(Dataset records)

···

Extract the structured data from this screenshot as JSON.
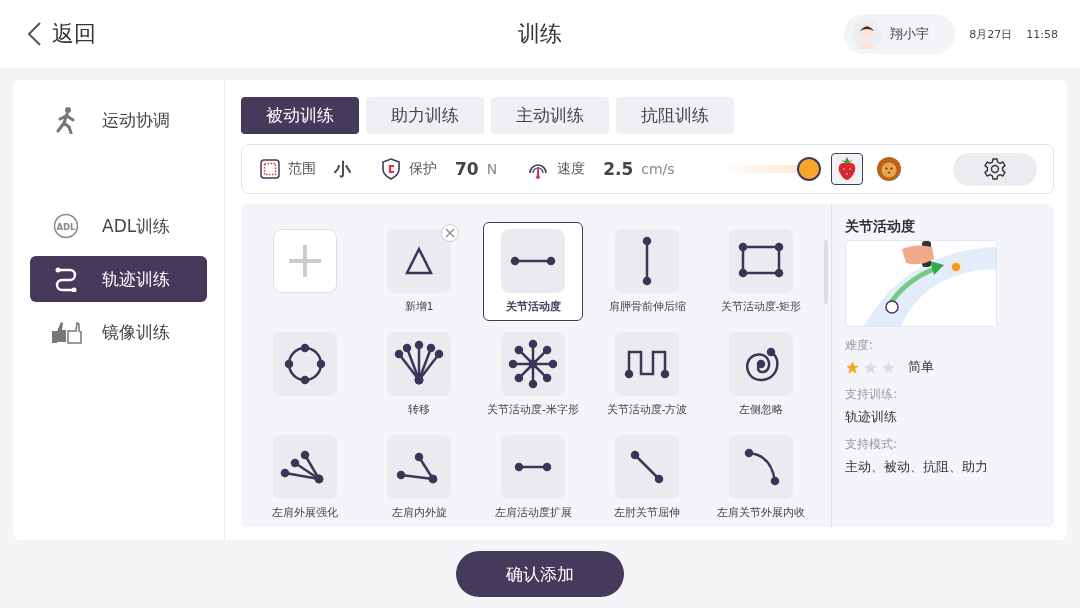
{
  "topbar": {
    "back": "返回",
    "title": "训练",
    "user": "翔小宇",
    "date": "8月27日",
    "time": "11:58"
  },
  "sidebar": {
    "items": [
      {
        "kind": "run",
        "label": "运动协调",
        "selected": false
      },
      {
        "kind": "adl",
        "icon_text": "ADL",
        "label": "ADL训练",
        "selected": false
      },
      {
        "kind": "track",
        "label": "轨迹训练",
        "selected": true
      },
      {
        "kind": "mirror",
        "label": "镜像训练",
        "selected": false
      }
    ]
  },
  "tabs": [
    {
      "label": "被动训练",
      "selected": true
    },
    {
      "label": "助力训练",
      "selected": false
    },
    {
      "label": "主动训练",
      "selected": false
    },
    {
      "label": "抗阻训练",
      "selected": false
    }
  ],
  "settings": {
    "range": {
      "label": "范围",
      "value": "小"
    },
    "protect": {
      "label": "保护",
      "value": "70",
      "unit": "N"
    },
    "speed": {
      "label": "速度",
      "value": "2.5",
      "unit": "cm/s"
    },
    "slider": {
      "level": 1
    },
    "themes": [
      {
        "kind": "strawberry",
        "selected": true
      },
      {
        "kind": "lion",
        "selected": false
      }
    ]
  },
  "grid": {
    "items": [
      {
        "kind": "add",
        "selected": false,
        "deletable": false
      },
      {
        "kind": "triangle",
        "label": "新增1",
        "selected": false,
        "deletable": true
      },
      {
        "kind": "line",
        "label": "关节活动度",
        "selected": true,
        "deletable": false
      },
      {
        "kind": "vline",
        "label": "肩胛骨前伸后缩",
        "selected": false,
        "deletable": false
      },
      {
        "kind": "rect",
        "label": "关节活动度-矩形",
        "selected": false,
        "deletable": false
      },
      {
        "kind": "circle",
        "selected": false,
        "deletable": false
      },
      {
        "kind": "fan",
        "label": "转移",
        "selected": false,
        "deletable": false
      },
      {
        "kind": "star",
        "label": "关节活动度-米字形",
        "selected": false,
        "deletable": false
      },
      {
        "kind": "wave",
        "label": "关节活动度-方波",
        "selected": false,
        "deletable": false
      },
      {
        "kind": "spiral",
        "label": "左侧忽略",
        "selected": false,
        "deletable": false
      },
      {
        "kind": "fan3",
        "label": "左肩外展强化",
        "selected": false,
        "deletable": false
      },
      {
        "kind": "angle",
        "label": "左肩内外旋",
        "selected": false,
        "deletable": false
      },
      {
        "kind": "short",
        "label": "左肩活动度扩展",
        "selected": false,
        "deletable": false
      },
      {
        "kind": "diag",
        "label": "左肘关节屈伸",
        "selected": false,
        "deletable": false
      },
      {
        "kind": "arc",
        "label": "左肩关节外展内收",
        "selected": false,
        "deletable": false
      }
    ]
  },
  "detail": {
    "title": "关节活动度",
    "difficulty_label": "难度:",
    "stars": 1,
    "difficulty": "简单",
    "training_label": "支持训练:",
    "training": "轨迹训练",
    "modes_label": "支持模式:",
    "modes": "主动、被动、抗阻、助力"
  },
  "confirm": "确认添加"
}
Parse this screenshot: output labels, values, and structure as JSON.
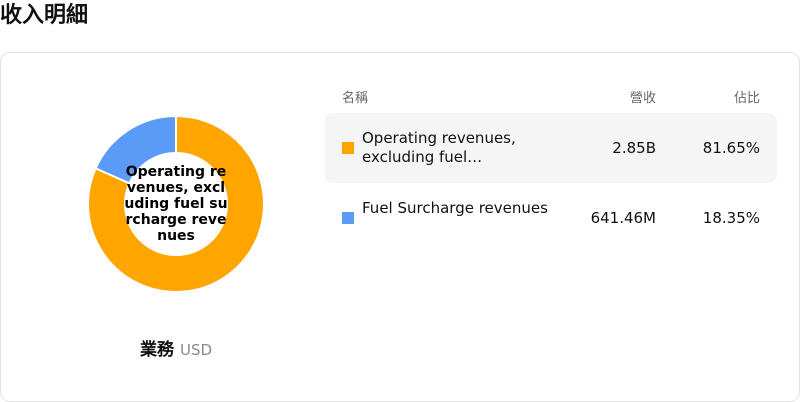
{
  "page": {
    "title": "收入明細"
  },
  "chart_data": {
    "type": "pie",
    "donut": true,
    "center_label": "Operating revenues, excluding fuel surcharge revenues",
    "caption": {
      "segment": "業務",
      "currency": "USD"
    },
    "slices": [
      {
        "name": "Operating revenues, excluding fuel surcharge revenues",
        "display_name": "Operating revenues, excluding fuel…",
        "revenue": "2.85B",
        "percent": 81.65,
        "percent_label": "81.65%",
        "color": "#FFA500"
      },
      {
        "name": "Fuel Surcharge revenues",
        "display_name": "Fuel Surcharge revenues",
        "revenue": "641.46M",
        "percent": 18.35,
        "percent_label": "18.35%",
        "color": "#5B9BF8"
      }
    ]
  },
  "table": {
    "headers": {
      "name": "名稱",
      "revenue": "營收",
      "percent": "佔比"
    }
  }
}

···

### Problem
Take the records above and transcribe them exactly, dropping every picture.

### Finished task
Extract the structured data from this screenshot as JSON.
{
  "topbar": {
    "back": "返回",
    "title": "训练",
    "user": "翔小宇",
    "date": "8月27日",
    "time": "11:58"
  },
  "sidebar": {
    "items": [
      {
        "kind": "run",
        "label": "运动协调",
        "selected": false
      },
      {
        "kind": "adl",
        "icon_text": "ADL",
        "label": "ADL训练",
        "selected": false
      },
      {
        "kind": "track",
        "label": "轨迹训练",
        "selected": true
      },
      {
        "kind": "mirror",
        "label": "镜像训练",
        "selected": false
      }
    ]
  },
  "tabs": [
    {
      "label": "被动训练",
      "selected": true
    },
    {
      "label": "助力训练",
      "selected": false
    },
    {
      "label": "主动训练",
      "selected": false
    },
    {
      "label": "抗阻训练",
      "selected": false
    }
  ],
  "settings": {
    "range": {
      "label": "范围",
      "value": "小"
    },
    "protect": {
      "label": "保护",
      "value": "70",
      "unit": "N"
    },
    "speed": {
      "label": "速度",
      "value": "2.5",
      "unit": "cm/s"
    },
    "slider": {
      "level": 1
    },
    "themes": [
      {
        "kind": "strawberry",
        "selected": true
      },
      {
        "kind": "lion",
        "selected": false
      }
    ]
  },
  "grid": {
    "items": [
      {
        "kind": "add",
        "selected": false,
        "deletable": false
      },
      {
        "kind": "triangle",
        "label": "新增1",
        "selected": false,
        "deletable": true
      },
      {
        "kind": "line",
        "label": "关节活动度",
        "selected": true,
        "deletable": false
      },
      {
        "kind": "vline",
        "label": "肩胛骨前伸后缩",
        "selected": false,
        "deletable": false
      },
      {
        "kind": "rect",
        "label": "关节活动度-矩形",
        "selected": false,
        "deletable": false
      },
      {
        "kind": "circle",
        "selected": false,
        "deletable": false
      },
      {
        "kind": "fan",
        "label": "转移",
        "selected": false,
        "deletable": false
      },
      {
        "kind": "star",
        "label": "关节活动度-米字形",
        "selected": false,
        "deletable": false
      },
      {
        "kind": "wave",
        "label": "关节活动度-方波",
        "selected": false,
        "deletable": false
      },
      {
        "kind": "spiral",
        "label": "左侧忽略",
        "selected": false,
        "deletable": false
      },
      {
        "kind": "fan3",
        "label": "左肩外展强化",
        "selected": false,
        "deletable": false
      },
      {
        "kind": "angle",
        "label": "左肩内外旋",
        "selected": false,
        "deletable": false
      },
      {
        "kind": "short",
        "label": "左肩活动度扩展",
        "selected": false,
        "deletable": false
      },
      {
        "kind": "diag",
        "label": "左肘关节屈伸",
        "selected": false,
        "deletable": false
      },
      {
        "kind": "arc",
        "label": "左肩关节外展内收",
        "selected": false,
        "deletable": false
      }
    ]
  },
  "detail": {
    "title": "关节活动度",
    "difficulty_label": "难度:",
    "stars": 1,
    "difficulty": "简单",
    "training_label": "支持训练:",
    "training": "轨迹训练",
    "modes_label": "支持模式:",
    "modes": "主动、被动、抗阻、助力"
  },
  "confirm": "确认添加"
}
Parse this screenshot: output labels, values, and structure as JSON.
{
  "page": {
    "title": "收入明細"
  },
  "chart_data": {
    "type": "pie",
    "donut": true,
    "center_label": "Operating revenues, excluding fuel surcharge revenues",
    "caption": {
      "segment": "業務",
      "currency": "USD"
    },
    "slices": [
      {
        "name": "Operating revenues, excluding fuel surcharge revenues",
        "display_name": "Operating revenues, excluding fuel…",
        "revenue": "2.85B",
        "percent": 81.65,
        "percent_label": "81.65%",
        "color": "#FFA500"
      },
      {
        "name": "Fuel Surcharge revenues",
        "display_name": "Fuel Surcharge revenues",
        "revenue": "641.46M",
        "percent": 18.35,
        "percent_label": "18.35%",
        "color": "#5B9BF8"
      }
    ]
  },
  "table": {
    "headers": {
      "name": "名稱",
      "revenue": "營收",
      "percent": "佔比"
    }
  }
}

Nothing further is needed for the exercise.